Stored entries:

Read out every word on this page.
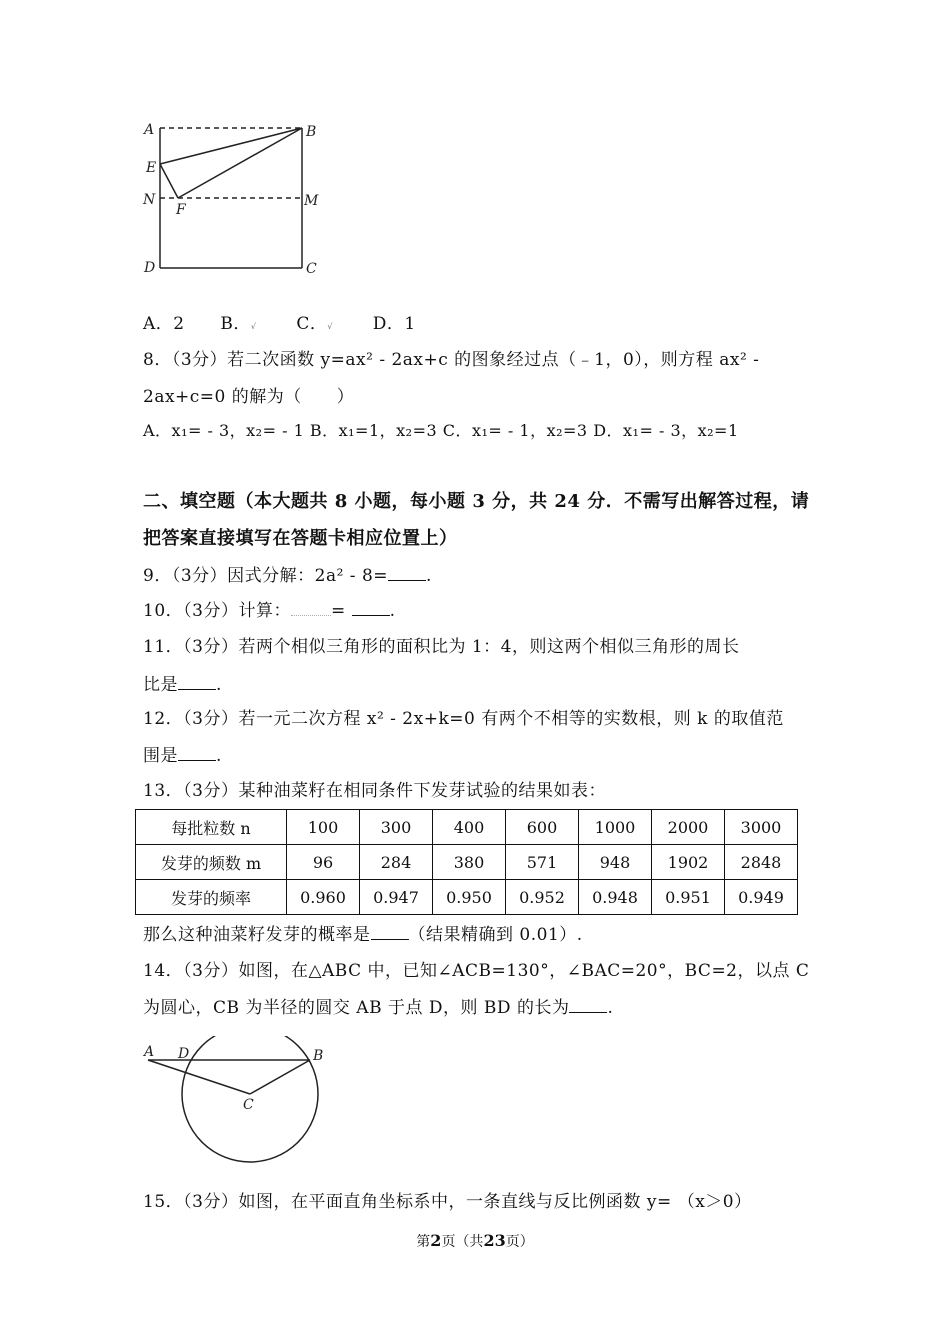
A	B
E
N
F
M
D	C
A．2 B．√ C．√ D．1
8．（3分）若二次函数 y=ax² ‑ 2ax+c 的图象经过点（﹣1，0），则方程 ax² ‑
2ax+c=0 的解为（　　）
A．x₁= ‑ 3，x₂= ‑ 1 B．x₁=1，x₂=3 C．x₁= ‑ 1，x₂=3 D．x₁= ‑ 3，x₂=1
二、填空题（本大题共 8 小题，每小题 3 分，共 24 分．不需写出解答过程，请
把答案直接填写在答题卡相应位置上）
9．（3分）因式分解：2a² ‑ 8= .
10．（3分）计算： = .
11．（3分）若两个相似三角形的面积比为 1：4，则这两个相似三角形的周长
比是 .
12．（3分）若一元二次方程 x² ‑ 2x+k=0 有两个不相等的实数根，则 k 的取值范
围是 .
13．（3分）某种油菜籽在相同条件下发芽试验的结果如表：
每批粒数 n	100	300	400	600	1000	2000	3000
发芽的频数 m	96	284	380	571	948	1902	2848
发芽的频率	0.960	0.947	0.950	0.952	0.948	0.951	0.949
那么这种油菜籽发芽的概率是 （结果精确到 0.01）.
14．（3分）如图，在△ABC 中，已知∠ACB=130°，∠BAC=20°，BC=2，以点 C
为圆心，CB 为半径的圆交 AB 于点 D，则 BD 的长为 .
A D	B
C
15．（3分）如图，在平面直角坐标系中，一条直线与反比例函数 y= （x＞0）
第2页（共23页）
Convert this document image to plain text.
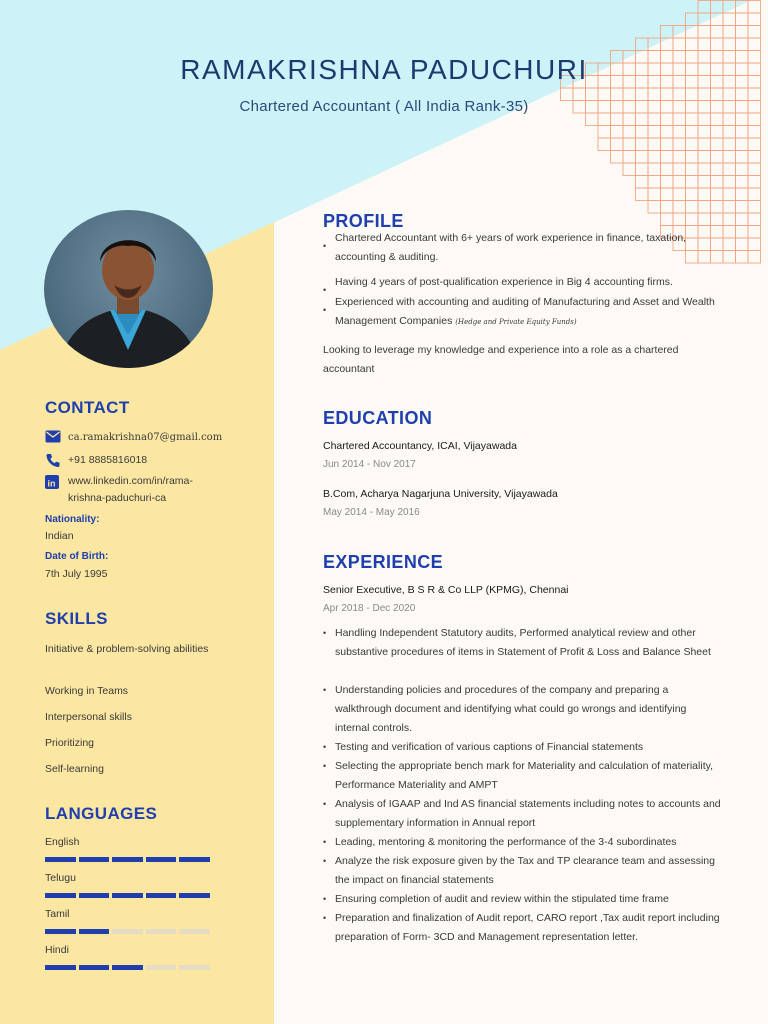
RAMAKRISHNA PADUCHURI
Chartered Accountant ( All India Rank-35)
CONTACT
ca.ramakrishna07@gmail.com
+91 8885816018
in www.linkedin.com/in/rama-
krishna-paduchuri-ca
Nationality:
Indian
Date of Birth:
7th July 1995
SKILLS
Initiative & problem-solving abilities
Working in Teams
Interpersonal skills
Prioritizing
Self-learning
LANGUAGES
English
Telugu
Tamil
Hindi
PROFILE
• Chartered Accountant with 6+ years of work experience in finance, taxation, accounting & auditing.
• Having 4 years of post-qualification experience in Big 4 accounting firms.
• Experienced with accounting and auditing of Manufacturing and Asset and Wealth Management Companies (Hedge and Private Equity Funds)
Looking to leverage my knowledge and experience into a role as a chartered accountant
EDUCATION
Chartered Accountancy, ICAI, Vijayawada
Jun 2014 - Nov 2017
B.Com, Acharya Nagarjuna University, Vijayawada
May 2014 - May 2016
EXPERIENCE
Senior Executive, B S R & Co LLP (KPMG), Chennai
Apr 2018 - Dec 2020
• Handling Independent Statutory audits, Performed analytical review and other substantive procedures of items in Statement of Profit & Loss and Balance Sheet
• Understanding policies and procedures of the company and preparing a walkthrough document and identifying what could go wrongs and identifying internal controls.
• Testing and verification of various captions of Financial statements
• Selecting the appropriate bench mark for Materiality and calculation of materiality, Performance Materiality and AMPT
• Analysis of IGAAP and Ind AS financial statements including notes to accounts and supplementary information in Annual report
• Leading, mentoring & monitoring the performance of the 3-4 subordinates
• Analyze the risk exposure given by the Tax and TP clearance team and assessing the impact on financial statements
• Ensuring completion of audit and review within the stipulated time frame
• Preparation and finalization of Audit report, CARO report ,Tax audit report including preparation of Form- 3CD and Management representation letter.
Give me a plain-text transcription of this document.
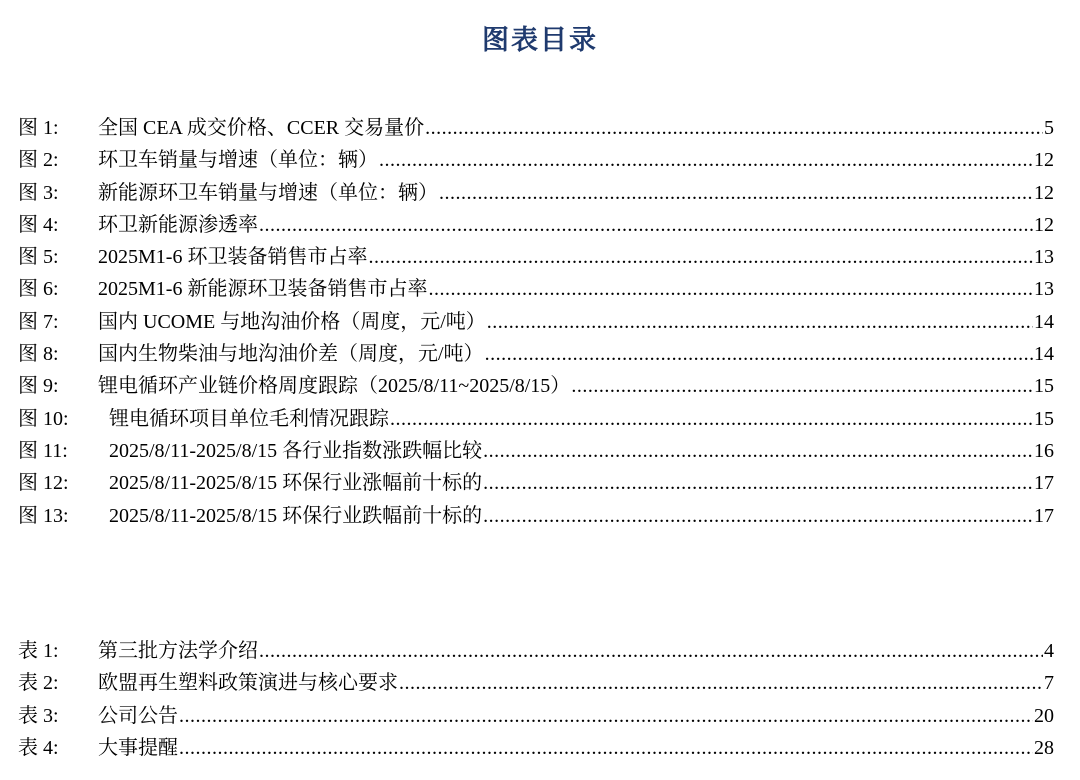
图表目录
图 1:	全国 CEA 成交价格、CCER 交易量价 .....	5
图 2:	环卫车销量与增速（单位：辆） .....	12
图 3:	新能源环卫车销量与增速（单位：辆） .....	12
图 4:	环卫新能源渗透率 .....	12
图 5:	2025M1-6 环卫装备销售市占率 .....	13
图 6:	2025M1-6 新能源环卫装备销售市占率 .....	13
图 7:	国内 UCOME 与地沟油价格（周度，元/吨） .....	14
图 8:	国内生物柴油与地沟油价差（周度，元/吨） .....	14
图 9:	锂电循环产业链价格周度跟踪（2025/8/11~2025/8/15） .....	15
图 10:	锂电循环项目单位毛利情况跟踪 .....	15
图 11:	2025/8/11-2025/8/15 各行业指数涨跌幅比较 .....	16
图 12:	2025/8/11-2025/8/15 环保行业涨幅前十标的 .....	17
图 13:	2025/8/11-2025/8/15 环保行业跌幅前十标的 .....	17
表 1:	第三批方法学介绍 .....	4
表 2:	欧盟再生塑料政策演进与核心要求 .....	7
表 3:	公司公告 .....	20
表 4:	大事提醒 .....	28
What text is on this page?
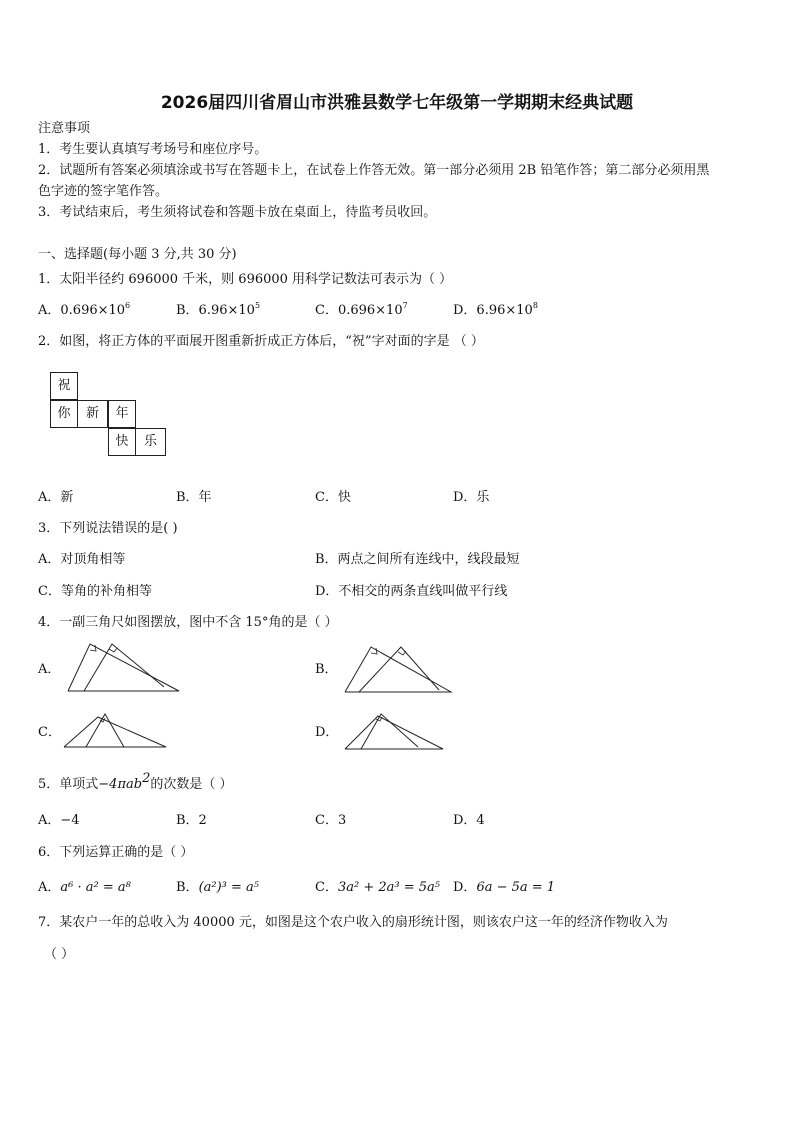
2026届四川省眉山市洪雅县数学七年级第一学期期末经典试题
注意事项
1．考生要认真填写考场号和座位序号。
2．试题所有答案必须填涂或书写在答题卡上，在试卷上作答无效。第一部分必须用 2B 铅笔作答；第二部分必须用黑
色字迹的签字笔作答。
3．考试结束后，考生须将试卷和答题卡放在桌面上，待监考员收回。
一、选择题(每小题 3 分,共 30 分)
1．太阳半径约 696000 千米，则 696000 用科学记数法可表示为（ ）
A．$0.696\times 10^6$	B．$6.96\times 10^5$	C．$0.696\times 10^7$	D．$6.96\times 10^8$
2．如图，将正方体的平面展开图重新折成正方体后，“祝”字对面的字是 （ ）
祝
你	新	年
快	乐
A．新	B．年	C．快	D．乐
3．下列说法错误的是( )
A．对顶角相等	B．两点之间所有连线中，线段最短
C．等角的补角相等	D．不相交的两条直线叫做平行线
4．一副三角尺如图摆放，图中不含 15°角的是（ ）
A．	B．
C．	D．
5．单项式−4πab$^2$的次数是（ ）
A．−4	B．2	C．3	D．4
6．下列运算正确的是（ ）
A．a⁶ · a² = a⁸	B．(a²)³ = a⁵	C．3a² + 2a³ = 5a⁵ D．6a − 5a = 1
7．某农户一年的总收入为 40000 元，如图是这个农户收入的扇形统计图，则该农户这一年的经济作物收入为
（ ）
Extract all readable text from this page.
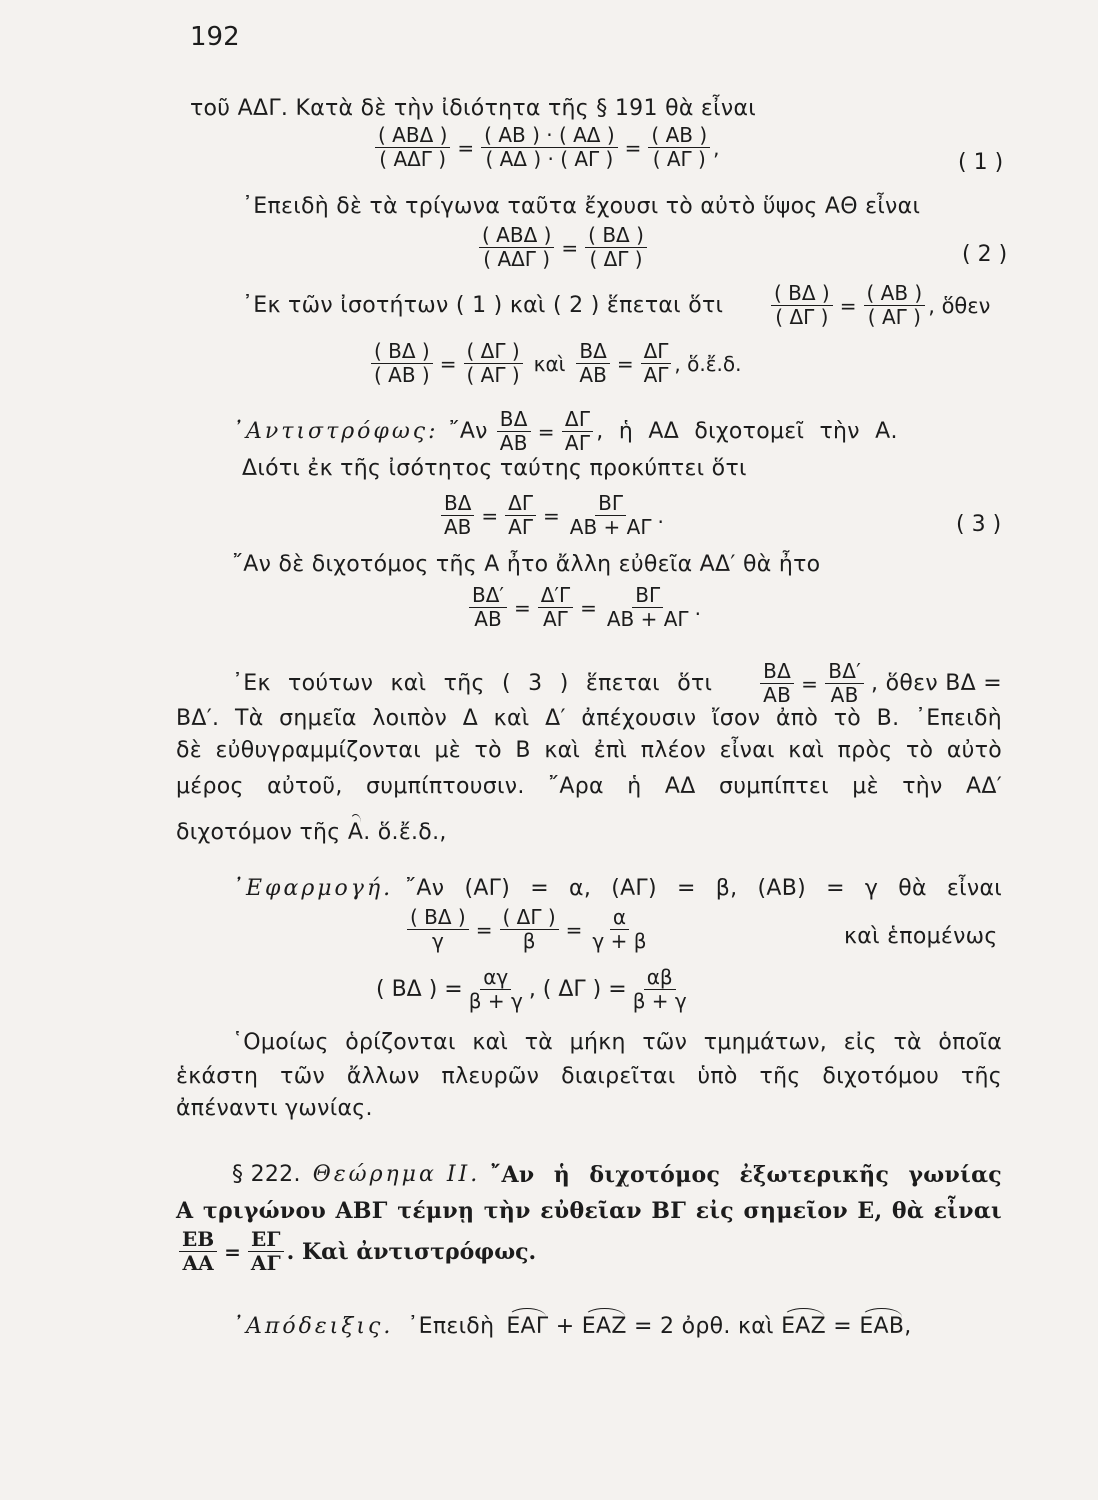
192
τοῦ ΑΔΓ. Κατὰ δὲ τὴν ἰδιότητα τῆς § 191 θὰ εἶναι
$\frac{\text{( ΑΒΔ )}}{\text{( ΑΔΓ )}} = \frac{( AB ) \cdot ( A\Delta )}{( A\Delta ) \cdot ( A\Gamma )} = \frac{( AB )}{( A\Gamma )}$ ,
( 1 )
᾿Επειδὴ δὲ τὰ τρίγωνα ταῦτα ἔχουσι τὸ αὐτὸ ὕψος ΑΘ εἶναι
$\frac{\text{( ΑΒΔ )}}{\text{( ΑΔΓ )}} = \frac{( B\Delta )}{( \Delta\Gamma )}$	( 2 )
᾿Εκ τῶν ἰσοτήτων ( 1 ) καὶ ( 2 ) ἕπεται ὅτι $\frac{( B\Delta )}{( \Delta\Gamma )} = \frac{( AB )}{( A\Gamma )}$ , ὅθεν
$\frac{( B\Delta )}{( AB )} = \frac{( \Delta\Gamma )}{( A\Gamma )}$ καὶ $\frac{B\Delta}{AB} = \frac{\Delta\Gamma}{A\Gamma}$ , ὅ.ἔ.δ.
᾿Αντιστρόφως: ῎Αν $\frac{B\Delta}{AB} = \frac{\Delta\Gamma}{A\Gamma}$ , ἡ ΑΔ διχοτομεῖ τὴν Α.
Διότι ἐκ τῆς ἰσότητος ταύτης προκύπτει ὅτι
$\frac{B\Delta}{AB} = \frac{\Delta\Gamma}{A\Gamma} = \frac{B\Gamma}{AB + A\Gamma}$ .	( 3 )
῎Αν δὲ διχοτόμος τῆς Α ἦτο ἄλλη εὐθεῖα ΑΔ′ θὰ ἦτο
$\frac{B\Delta'}{AB} = \frac{\Delta'\Gamma}{A\Gamma} = \frac{B\Gamma}{AB + A\Gamma}$ .
᾿Εκ τούτων καὶ τῆς ( 3 ) ἕπεται ὅτι	$\frac{B\Delta}{AB} = \frac{B\Delta'}{AB}$ , ὅθεν ΒΔ =
ΒΔ′. Τὰ σημεῖα λοιπὸν Δ καὶ Δ′ ἀπέχουσιν ἴσον ἀπὸ τὸ Β. ᾿Επειδὴ
δὲ εὐθυγραμμίζονται μὲ τὸ Β καὶ ἐπὶ πλέον εἶναι καὶ πρὸς τὸ αὐτὸ
μέρος αὐτοῦ, συμπίπτουσιν. ῎Αρα ἡ ΑΔ συμπίπτει μὲ τὴν ΑΔ′
διχοτόμον τῆς Α. ὅ.ἔ.δ.,
᾿Εφαρμογή. ῎Αν (ΑΓ) = α, (ΑΓ) = β, (ΑΒ) = γ θὰ εἶναι
$\frac{( B\Delta )}{\gamma} = \frac{( \Delta\Gamma )}{\beta} = \frac{\alpha}{\gamma + \beta}$	καὶ ἑπομένως
( ΒΔ ) = $\frac{\alpha\gamma}{\beta + \gamma}$ , ( ΔΓ ) = $\frac{\alpha\beta}{\beta + \gamma}$
῾Ομοίως ὁρίζονται καὶ τὰ μήκη τῶν τμημάτων, εἰς τὰ ὁποῖα
ἑκάστη τῶν ἄλλων πλευρῶν διαιρεῖται ὑπὸ τῆς διχοτόμου τῆς
ἀπέναντι γωνίας.
§ 222. Θεώρημα ΙΙ. ῎Αν ἡ διχοτόμος ἐξωτερικῆς γωνίας
Α τριγώνου ΑΒΓ τέμνῃ τὴν εὐθεῖαν ΒΓ εἰς σημεῖον Ε, θὰ εἶναι
$\frac{EB}{AA} = \frac{E\Gamma}{A\Gamma}$ . Καὶ ἀντιστρόφως.
᾿Απόδειξις. ᾿Επειδὴ ΕΑΓ + ΕΑΖ = 2 ὀρθ. καὶ ΕΑΖ = ΕΑΒ ,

# [Aim of the exercise]
Scan the material and collect every line that contains "ἕπεται".

# [Final result]
᾿Εκ τῶν ἰσοτήτων ( 1 ) καὶ ( 2 ) ἕπεται ὅτι $\frac{( B\Delta )}{( \Delta\Gamma )} = \frac{( AB )}{( A\Gamma )}$ , ὅθεν
᾿Εκ τούτων καὶ τῆς ( 3 ) ἕπεται ὅτι	$\frac{B\Delta}{AB} = \frac{B\Delta'}{AB}$ , ὅθεν ΒΔ =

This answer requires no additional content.